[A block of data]
## begin

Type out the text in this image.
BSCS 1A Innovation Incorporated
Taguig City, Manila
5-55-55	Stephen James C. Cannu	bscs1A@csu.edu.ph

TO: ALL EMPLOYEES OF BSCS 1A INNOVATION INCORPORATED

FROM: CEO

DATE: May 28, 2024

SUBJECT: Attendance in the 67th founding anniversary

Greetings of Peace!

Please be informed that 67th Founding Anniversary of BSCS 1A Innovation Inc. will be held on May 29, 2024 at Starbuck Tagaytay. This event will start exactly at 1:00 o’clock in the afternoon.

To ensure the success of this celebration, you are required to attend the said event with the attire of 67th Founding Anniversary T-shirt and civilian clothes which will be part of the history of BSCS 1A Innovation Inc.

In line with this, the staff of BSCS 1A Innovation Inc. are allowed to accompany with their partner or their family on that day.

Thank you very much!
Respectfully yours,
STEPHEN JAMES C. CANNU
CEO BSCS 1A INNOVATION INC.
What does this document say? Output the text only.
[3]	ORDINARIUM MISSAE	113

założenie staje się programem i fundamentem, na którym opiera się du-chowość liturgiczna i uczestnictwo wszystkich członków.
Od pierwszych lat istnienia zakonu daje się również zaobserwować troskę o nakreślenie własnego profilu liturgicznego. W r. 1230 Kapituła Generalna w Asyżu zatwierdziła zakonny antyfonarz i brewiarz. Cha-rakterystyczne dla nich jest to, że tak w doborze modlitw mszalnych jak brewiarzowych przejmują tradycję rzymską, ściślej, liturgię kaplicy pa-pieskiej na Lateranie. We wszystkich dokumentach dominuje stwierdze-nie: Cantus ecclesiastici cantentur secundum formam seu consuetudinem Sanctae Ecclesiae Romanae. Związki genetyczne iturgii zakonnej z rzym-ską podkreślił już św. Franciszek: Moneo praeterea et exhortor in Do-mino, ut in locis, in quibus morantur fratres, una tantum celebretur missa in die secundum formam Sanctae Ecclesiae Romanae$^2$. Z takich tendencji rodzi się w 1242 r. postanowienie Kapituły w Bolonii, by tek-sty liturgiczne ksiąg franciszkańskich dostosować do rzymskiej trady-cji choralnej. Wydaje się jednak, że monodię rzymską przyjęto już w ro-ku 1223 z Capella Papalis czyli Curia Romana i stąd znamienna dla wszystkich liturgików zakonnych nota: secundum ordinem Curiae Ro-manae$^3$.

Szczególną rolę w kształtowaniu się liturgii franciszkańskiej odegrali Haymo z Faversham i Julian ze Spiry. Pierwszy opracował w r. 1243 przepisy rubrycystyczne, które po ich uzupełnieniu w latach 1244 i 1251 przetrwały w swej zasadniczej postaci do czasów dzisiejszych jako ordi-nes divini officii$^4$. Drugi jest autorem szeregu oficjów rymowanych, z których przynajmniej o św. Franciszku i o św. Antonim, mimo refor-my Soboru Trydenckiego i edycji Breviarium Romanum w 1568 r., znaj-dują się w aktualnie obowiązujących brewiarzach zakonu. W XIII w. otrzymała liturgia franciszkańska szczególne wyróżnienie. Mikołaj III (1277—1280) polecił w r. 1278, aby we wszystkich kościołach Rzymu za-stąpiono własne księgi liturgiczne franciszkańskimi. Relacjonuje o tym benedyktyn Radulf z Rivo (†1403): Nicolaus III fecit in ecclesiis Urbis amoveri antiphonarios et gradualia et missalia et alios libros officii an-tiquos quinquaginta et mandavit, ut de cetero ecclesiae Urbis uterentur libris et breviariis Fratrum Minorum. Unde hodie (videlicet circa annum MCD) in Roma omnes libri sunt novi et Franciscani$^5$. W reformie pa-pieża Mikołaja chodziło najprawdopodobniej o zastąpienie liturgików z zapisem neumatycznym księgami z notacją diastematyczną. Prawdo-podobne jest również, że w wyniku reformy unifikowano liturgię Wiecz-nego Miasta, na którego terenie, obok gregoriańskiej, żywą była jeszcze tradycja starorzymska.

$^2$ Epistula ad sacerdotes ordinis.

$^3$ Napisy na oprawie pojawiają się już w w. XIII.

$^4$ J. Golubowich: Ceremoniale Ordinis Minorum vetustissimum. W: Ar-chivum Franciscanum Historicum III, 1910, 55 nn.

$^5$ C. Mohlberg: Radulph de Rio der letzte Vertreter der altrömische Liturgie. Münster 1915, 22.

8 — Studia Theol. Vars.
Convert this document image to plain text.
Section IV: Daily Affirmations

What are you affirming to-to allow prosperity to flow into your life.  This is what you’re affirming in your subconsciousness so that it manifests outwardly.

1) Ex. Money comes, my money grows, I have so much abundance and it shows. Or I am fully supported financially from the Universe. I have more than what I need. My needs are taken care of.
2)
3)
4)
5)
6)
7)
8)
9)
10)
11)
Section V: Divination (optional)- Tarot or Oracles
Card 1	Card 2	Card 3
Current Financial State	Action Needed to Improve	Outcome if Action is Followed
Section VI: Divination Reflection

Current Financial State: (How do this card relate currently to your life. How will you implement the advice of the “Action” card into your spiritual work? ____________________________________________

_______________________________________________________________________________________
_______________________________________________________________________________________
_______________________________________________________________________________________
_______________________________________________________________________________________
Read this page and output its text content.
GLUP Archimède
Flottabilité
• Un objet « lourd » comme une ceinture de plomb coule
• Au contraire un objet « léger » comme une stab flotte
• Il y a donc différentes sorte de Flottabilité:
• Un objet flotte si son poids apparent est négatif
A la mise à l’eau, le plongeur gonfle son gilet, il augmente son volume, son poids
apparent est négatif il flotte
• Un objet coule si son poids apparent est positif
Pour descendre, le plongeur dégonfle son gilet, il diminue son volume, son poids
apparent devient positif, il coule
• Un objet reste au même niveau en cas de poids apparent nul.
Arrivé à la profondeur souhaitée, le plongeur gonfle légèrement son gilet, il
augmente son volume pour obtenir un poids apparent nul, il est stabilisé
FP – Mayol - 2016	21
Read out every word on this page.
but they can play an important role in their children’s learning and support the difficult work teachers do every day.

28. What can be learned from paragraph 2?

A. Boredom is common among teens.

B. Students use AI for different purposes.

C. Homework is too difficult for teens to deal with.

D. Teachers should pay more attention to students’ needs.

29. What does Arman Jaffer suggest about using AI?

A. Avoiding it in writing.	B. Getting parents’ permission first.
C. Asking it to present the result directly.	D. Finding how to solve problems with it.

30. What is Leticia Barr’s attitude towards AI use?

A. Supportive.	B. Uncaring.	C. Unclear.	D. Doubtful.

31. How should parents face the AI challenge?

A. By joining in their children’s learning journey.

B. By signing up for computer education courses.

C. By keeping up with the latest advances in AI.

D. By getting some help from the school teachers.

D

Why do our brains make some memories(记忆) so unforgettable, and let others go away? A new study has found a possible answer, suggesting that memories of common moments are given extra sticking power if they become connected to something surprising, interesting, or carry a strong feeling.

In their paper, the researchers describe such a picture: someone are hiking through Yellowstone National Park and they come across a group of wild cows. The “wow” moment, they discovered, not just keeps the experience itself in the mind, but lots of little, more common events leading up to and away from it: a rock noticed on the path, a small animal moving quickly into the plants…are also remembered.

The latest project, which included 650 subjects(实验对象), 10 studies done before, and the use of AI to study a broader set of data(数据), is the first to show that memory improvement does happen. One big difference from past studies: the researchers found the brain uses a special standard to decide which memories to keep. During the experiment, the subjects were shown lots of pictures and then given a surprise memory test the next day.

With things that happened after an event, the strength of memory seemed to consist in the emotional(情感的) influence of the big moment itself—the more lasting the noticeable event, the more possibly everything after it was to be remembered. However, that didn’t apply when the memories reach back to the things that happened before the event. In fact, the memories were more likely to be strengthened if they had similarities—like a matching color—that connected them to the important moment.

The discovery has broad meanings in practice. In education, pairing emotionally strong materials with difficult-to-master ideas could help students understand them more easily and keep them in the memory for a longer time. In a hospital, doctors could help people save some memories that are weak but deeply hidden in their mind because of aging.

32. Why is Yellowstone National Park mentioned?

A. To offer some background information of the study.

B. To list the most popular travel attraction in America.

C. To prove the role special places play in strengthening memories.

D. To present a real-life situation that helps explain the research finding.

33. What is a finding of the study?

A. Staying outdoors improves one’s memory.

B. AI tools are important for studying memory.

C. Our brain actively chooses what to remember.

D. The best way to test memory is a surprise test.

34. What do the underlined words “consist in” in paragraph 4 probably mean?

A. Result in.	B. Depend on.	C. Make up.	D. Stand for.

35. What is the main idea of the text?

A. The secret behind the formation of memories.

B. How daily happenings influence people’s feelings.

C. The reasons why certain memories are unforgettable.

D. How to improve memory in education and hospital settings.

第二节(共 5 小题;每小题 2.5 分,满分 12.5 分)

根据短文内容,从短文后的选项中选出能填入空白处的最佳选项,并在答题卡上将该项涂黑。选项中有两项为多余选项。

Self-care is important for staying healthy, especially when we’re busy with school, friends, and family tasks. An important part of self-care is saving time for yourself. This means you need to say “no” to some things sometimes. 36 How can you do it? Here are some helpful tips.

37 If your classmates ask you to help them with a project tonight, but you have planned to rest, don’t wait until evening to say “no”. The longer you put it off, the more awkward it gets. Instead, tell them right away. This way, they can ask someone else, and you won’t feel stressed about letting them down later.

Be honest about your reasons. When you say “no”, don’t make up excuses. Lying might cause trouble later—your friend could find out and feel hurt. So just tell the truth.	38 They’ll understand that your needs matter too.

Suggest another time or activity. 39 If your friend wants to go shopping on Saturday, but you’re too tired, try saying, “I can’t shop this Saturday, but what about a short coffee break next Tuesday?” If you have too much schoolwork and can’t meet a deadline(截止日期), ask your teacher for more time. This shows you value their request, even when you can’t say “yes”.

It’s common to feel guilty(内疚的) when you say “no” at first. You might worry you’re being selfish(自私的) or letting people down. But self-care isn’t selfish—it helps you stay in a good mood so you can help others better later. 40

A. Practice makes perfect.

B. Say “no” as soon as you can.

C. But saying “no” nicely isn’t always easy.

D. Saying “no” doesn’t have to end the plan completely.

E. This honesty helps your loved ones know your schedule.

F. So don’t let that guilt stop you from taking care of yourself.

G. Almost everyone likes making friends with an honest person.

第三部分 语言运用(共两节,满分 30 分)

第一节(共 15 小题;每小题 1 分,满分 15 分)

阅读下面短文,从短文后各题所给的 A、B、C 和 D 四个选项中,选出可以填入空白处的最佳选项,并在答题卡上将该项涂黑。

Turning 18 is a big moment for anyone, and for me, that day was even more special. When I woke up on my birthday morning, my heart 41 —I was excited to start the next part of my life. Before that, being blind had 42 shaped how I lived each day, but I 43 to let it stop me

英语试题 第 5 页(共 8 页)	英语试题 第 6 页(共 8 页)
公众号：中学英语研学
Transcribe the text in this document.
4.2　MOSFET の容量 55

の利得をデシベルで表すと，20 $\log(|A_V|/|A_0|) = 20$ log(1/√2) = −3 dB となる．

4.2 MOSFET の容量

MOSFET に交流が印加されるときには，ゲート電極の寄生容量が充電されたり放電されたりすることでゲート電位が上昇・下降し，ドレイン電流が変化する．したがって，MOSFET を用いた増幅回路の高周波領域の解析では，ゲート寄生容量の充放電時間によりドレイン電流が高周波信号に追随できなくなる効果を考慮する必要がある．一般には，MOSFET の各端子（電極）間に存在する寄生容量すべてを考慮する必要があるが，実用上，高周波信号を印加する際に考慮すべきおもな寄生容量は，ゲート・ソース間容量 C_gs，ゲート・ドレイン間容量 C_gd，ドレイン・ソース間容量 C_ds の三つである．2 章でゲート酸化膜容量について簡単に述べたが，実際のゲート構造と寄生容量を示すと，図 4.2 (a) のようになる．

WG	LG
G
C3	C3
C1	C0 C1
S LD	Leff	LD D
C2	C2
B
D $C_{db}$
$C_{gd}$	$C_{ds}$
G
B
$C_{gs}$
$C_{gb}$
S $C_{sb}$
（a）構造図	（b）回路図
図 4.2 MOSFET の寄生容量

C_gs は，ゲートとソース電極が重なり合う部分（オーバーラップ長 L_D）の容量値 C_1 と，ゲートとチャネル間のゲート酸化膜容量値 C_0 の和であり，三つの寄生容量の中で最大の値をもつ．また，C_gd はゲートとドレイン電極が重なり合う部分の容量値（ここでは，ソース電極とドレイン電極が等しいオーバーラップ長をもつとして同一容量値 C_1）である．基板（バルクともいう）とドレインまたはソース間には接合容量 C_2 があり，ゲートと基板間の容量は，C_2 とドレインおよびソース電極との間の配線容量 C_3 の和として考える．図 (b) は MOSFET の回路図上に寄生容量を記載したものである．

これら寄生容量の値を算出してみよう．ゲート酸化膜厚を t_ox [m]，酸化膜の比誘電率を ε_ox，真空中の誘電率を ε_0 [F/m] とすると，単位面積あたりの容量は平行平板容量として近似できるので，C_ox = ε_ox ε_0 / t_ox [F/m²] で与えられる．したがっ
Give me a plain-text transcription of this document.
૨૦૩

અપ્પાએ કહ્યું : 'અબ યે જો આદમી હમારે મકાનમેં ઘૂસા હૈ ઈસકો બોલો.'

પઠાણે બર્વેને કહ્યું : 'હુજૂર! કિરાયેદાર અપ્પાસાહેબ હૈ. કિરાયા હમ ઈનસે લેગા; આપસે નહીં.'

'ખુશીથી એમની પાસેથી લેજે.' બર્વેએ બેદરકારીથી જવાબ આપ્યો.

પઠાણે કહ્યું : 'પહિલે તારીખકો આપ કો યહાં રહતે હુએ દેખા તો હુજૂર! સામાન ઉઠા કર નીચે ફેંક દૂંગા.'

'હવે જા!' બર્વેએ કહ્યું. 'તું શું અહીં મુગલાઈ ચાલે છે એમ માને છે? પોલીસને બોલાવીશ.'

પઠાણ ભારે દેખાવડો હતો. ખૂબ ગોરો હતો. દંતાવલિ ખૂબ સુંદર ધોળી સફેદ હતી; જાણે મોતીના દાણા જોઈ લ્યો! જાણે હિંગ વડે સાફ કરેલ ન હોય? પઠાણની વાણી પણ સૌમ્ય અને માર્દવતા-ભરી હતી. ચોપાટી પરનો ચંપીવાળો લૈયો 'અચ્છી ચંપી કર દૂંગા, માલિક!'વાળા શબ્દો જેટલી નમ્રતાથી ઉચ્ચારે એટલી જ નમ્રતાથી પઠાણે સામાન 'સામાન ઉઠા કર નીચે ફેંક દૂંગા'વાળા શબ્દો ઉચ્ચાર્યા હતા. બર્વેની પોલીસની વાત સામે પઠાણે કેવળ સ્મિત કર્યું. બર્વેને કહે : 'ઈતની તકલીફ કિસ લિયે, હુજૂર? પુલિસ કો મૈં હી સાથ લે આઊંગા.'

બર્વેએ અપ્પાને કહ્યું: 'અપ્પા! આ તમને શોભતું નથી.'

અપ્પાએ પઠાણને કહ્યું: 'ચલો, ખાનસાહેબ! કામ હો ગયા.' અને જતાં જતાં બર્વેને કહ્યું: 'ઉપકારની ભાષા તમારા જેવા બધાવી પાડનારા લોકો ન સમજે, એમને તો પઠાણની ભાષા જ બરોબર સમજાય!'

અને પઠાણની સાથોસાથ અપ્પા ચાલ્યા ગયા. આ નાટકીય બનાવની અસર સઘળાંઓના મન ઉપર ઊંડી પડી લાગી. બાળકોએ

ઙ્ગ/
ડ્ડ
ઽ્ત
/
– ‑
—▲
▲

## end

▶ **What the task asks**:
Copy out all lines where the word "needs" appears.

▶ **Worked solution**:
1) Ex. Money comes, my money grows, I have so much abundance and it shows. Or I am fully supported financially from the Universe. I have more than what I need. My needs are taken care of.
D. Teachers should pay more attention to students’ needs.
Be honest about your reasons. When you say “no”, don’t make up excuses. Lying might cause trouble later—your friend could find out and feel hurt. So just tell the truth.	38 They’ll understand that your needs matter too.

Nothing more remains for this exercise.